AIM
Transcribe the records below exactly as they appear, omitting any pictures.
----
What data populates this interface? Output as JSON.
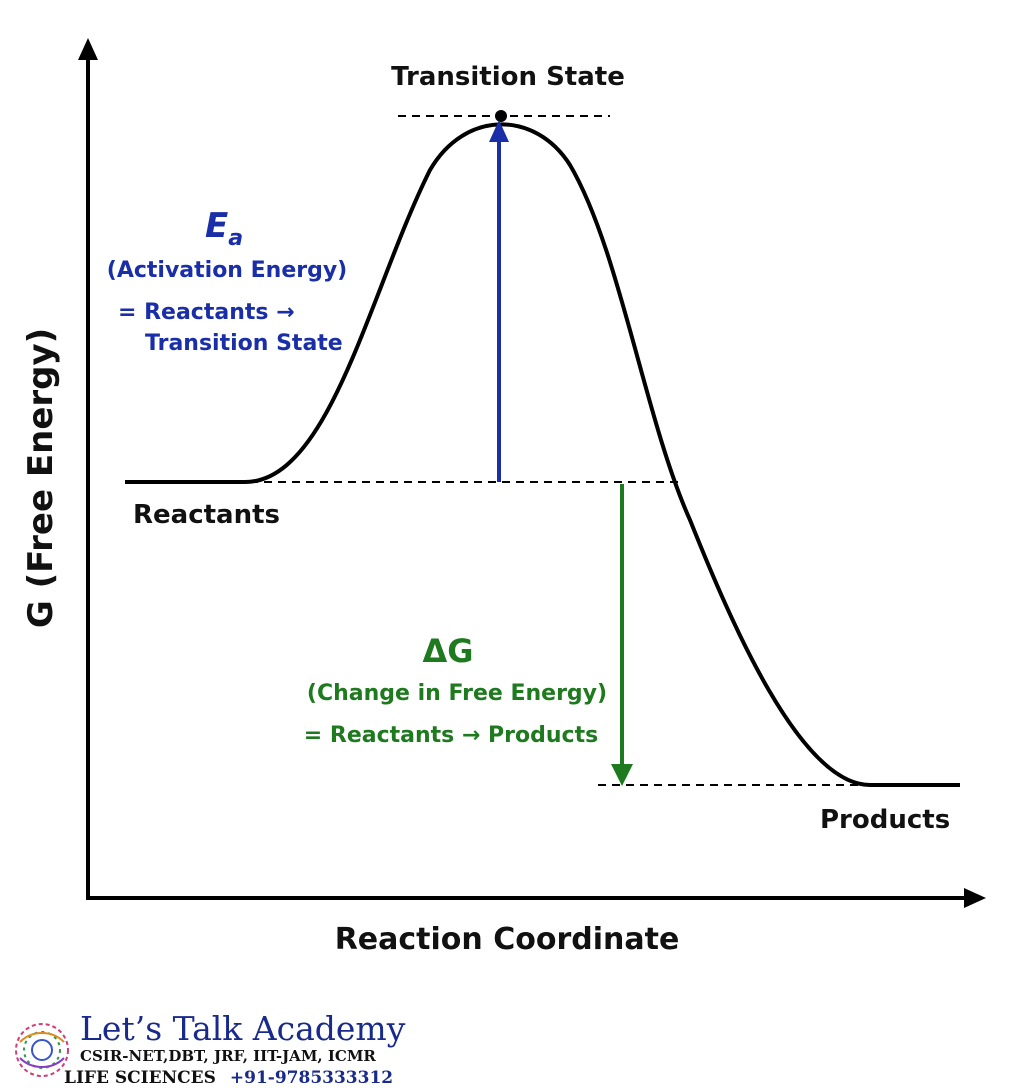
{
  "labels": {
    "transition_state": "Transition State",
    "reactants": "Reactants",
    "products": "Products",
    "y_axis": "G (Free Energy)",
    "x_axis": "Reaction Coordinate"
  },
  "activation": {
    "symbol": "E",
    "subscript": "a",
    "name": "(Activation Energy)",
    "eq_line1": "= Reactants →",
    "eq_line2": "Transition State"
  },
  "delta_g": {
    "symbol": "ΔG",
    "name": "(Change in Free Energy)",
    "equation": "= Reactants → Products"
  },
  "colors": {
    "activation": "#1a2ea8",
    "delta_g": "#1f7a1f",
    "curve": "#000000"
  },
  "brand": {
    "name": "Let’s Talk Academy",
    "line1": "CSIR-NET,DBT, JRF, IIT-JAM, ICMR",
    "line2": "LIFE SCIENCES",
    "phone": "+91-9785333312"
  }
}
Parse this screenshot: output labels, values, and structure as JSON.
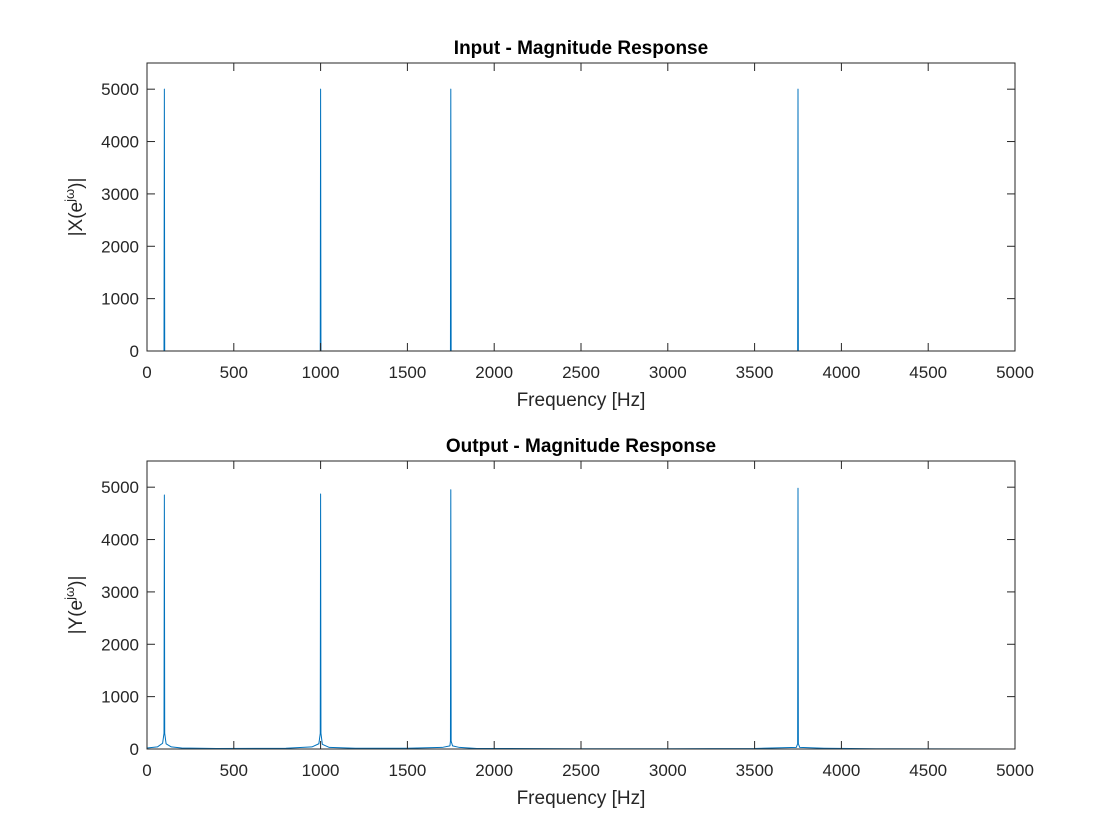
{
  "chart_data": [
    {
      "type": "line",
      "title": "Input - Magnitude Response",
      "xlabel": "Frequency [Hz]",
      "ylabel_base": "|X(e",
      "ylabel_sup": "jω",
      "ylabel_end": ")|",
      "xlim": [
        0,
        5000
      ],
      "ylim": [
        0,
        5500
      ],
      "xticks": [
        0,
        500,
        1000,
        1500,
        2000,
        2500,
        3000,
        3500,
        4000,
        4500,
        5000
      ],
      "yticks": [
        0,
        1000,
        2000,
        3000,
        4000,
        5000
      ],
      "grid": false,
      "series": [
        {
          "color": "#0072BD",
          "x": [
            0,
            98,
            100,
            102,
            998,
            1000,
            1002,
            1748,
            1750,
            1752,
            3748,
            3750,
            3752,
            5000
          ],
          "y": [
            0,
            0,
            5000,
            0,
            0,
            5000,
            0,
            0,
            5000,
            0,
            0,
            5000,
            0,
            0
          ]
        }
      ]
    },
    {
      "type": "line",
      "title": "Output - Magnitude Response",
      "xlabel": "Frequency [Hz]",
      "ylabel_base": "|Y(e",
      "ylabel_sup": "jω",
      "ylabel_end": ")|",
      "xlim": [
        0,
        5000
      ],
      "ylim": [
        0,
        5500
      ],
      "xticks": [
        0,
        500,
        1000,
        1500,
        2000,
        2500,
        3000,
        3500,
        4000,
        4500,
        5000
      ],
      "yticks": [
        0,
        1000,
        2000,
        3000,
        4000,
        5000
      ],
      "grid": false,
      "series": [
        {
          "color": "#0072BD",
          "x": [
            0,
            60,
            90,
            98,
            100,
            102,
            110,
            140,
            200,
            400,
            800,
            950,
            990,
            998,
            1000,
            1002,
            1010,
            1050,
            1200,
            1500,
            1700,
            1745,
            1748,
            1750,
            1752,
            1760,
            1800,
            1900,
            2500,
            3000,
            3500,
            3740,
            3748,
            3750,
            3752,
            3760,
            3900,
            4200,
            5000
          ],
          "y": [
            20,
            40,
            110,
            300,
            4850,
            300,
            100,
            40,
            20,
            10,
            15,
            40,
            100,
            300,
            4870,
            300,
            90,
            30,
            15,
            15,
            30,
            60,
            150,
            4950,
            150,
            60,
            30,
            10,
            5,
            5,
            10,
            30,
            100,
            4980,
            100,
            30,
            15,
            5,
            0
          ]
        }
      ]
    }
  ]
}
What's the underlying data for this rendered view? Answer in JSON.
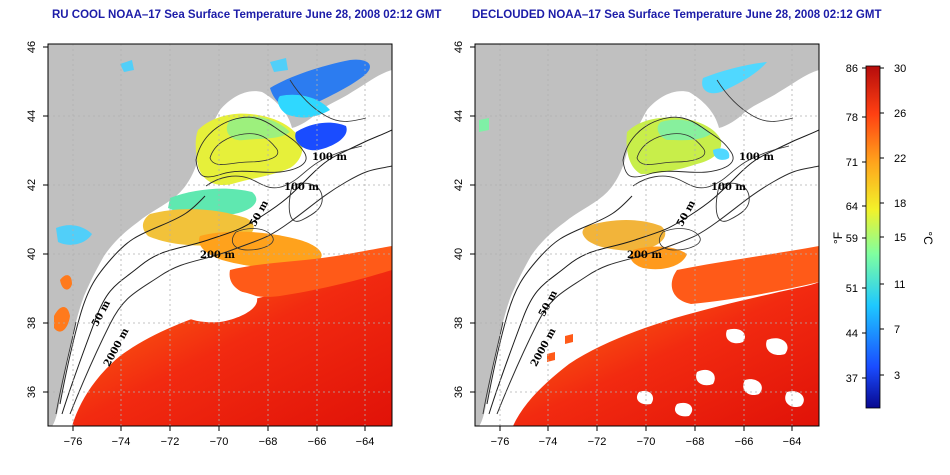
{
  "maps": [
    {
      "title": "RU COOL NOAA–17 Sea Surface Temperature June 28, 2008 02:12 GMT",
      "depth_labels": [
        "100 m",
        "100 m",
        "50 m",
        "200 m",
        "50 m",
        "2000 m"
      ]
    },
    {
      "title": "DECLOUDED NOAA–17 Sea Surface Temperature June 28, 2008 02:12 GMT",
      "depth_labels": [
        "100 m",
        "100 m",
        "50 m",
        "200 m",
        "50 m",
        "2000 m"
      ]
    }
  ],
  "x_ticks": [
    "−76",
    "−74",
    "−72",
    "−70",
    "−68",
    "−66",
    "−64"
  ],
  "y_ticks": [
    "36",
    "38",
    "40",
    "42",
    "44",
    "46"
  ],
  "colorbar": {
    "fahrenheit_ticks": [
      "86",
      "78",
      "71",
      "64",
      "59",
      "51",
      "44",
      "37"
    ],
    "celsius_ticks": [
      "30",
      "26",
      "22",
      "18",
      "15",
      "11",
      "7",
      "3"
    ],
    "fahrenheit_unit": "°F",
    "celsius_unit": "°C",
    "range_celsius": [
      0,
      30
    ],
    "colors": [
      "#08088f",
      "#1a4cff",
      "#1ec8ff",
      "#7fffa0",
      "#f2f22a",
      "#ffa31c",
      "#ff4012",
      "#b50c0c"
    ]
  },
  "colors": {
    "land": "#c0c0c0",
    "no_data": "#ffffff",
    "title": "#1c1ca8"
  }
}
----
RIGHT ANSWER
What data populates this interface? Output as JSON.
{
  "labels": {
    "transition_state": "Transition State",
    "reactants": "Reactants",
    "products": "Products",
    "y_axis": "G (Free Energy)",
    "x_axis": "Reaction Coordinate"
  },
  "activation": {
    "symbol": "E",
    "subscript": "a",
    "name": "(Activation Energy)",
    "eq_line1": "= Reactants →",
    "eq_line2": "Transition State"
  },
  "delta_g": {
    "symbol": "ΔG",
    "name": "(Change in Free Energy)",
    "equation": "= Reactants → Products"
  },
  "colors": {
    "activation": "#1a2ea8",
    "delta_g": "#1f7a1f",
    "curve": "#000000"
  },
  "brand": {
    "name": "Let’s Talk Academy",
    "line1": "CSIR-NET,DBT, JRF, IIT-JAM, ICMR",
    "line2": "LIFE SCIENCES",
    "phone": "+91-9785333312"
  }
}
Parse this screenshot: output labels, values, and structure as JSON.
{
  "chart_data": [
    {
      "type": "line",
      "title": "Input - Magnitude Response",
      "xlabel": "Frequency [Hz]",
      "ylabel_base": "|X(e",
      "ylabel_sup": "jω",
      "ylabel_end": ")|",
      "xlim": [
        0,
        5000
      ],
      "ylim": [
        0,
        5500
      ],
      "xticks": [
        0,
        500,
        1000,
        1500,
        2000,
        2500,
        3000,
        3500,
        4000,
        4500,
        5000
      ],
      "yticks": [
        0,
        1000,
        2000,
        3000,
        4000,
        5000
      ],
      "grid": false,
      "series": [
        {
          "color": "#0072BD",
          "x": [
            0,
            98,
            100,
            102,
            998,
            1000,
            1002,
            1748,
            1750,
            1752,
            3748,
            3750,
            3752,
            5000
          ],
          "y": [
            0,
            0,
            5000,
            0,
            0,
            5000,
            0,
            0,
            5000,
            0,
            0,
            5000,
            0,
            0
          ]
        }
      ]
    },
    {
      "type": "line",
      "title": "Output - Magnitude Response",
      "xlabel": "Frequency [Hz]",
      "ylabel_base": "|Y(e",
      "ylabel_sup": "jω",
      "ylabel_end": ")|",
      "xlim": [
        0,
        5000
      ],
      "ylim": [
        0,
        5500
      ],
      "xticks": [
        0,
        500,
        1000,
        1500,
        2000,
        2500,
        3000,
        3500,
        4000,
        4500,
        5000
      ],
      "yticks": [
        0,
        1000,
        2000,
        3000,
        4000,
        5000
      ],
      "grid": false,
      "series": [
        {
          "color": "#0072BD",
          "x": [
            0,
            60,
            90,
            98,
            100,
            102,
            110,
            140,
            200,
            400,
            800,
            950,
            990,
            998,
            1000,
            1002,
            1010,
            1050,
            1200,
            1500,
            1700,
            1745,
            1748,
            1750,
            1752,
            1760,
            1800,
            1900,
            2500,
            3000,
            3500,
            3740,
            3748,
            3750,
            3752,
            3760,
            3900,
            4200,
            5000
          ],
          "y": [
            20,
            40,
            110,
            300,
            4850,
            300,
            100,
            40,
            20,
            10,
            15,
            40,
            100,
            300,
            4870,
            300,
            90,
            30,
            15,
            15,
            30,
            60,
            150,
            4950,
            150,
            60,
            30,
            10,
            5,
            5,
            10,
            30,
            100,
            4980,
            100,
            30,
            15,
            5,
            0
          ]
        }
      ]
    }
  ]
}
What's the underlying data for this rendered view? Answer in JSON.
{
  "maps": [
    {
      "title": "RU COOL NOAA–17 Sea Surface Temperature June 28, 2008 02:12 GMT",
      "depth_labels": [
        "100 m",
        "100 m",
        "50 m",
        "200 m",
        "50 m",
        "2000 m"
      ]
    },
    {
      "title": "DECLOUDED NOAA–17 Sea Surface Temperature June 28, 2008 02:12 GMT",
      "depth_labels": [
        "100 m",
        "100 m",
        "50 m",
        "200 m",
        "50 m",
        "2000 m"
      ]
    }
  ],
  "x_ticks": [
    "−76",
    "−74",
    "−72",
    "−70",
    "−68",
    "−66",
    "−64"
  ],
  "y_ticks": [
    "36",
    "38",
    "40",
    "42",
    "44",
    "46"
  ],
  "colorbar": {
    "fahrenheit_ticks": [
      "86",
      "78",
      "71",
      "64",
      "59",
      "51",
      "44",
      "37"
    ],
    "celsius_ticks": [
      "30",
      "26",
      "22",
      "18",
      "15",
      "11",
      "7",
      "3"
    ],
    "fahrenheit_unit": "°F",
    "celsius_unit": "°C",
    "range_celsius": [
      0,
      30
    ],
    "colors": [
      "#08088f",
      "#1a4cff",
      "#1ec8ff",
      "#7fffa0",
      "#f2f22a",
      "#ffa31c",
      "#ff4012",
      "#b50c0c"
    ]
  },
  "colors": {
    "land": "#c0c0c0",
    "no_data": "#ffffff",
    "title": "#1c1ca8"
  }
}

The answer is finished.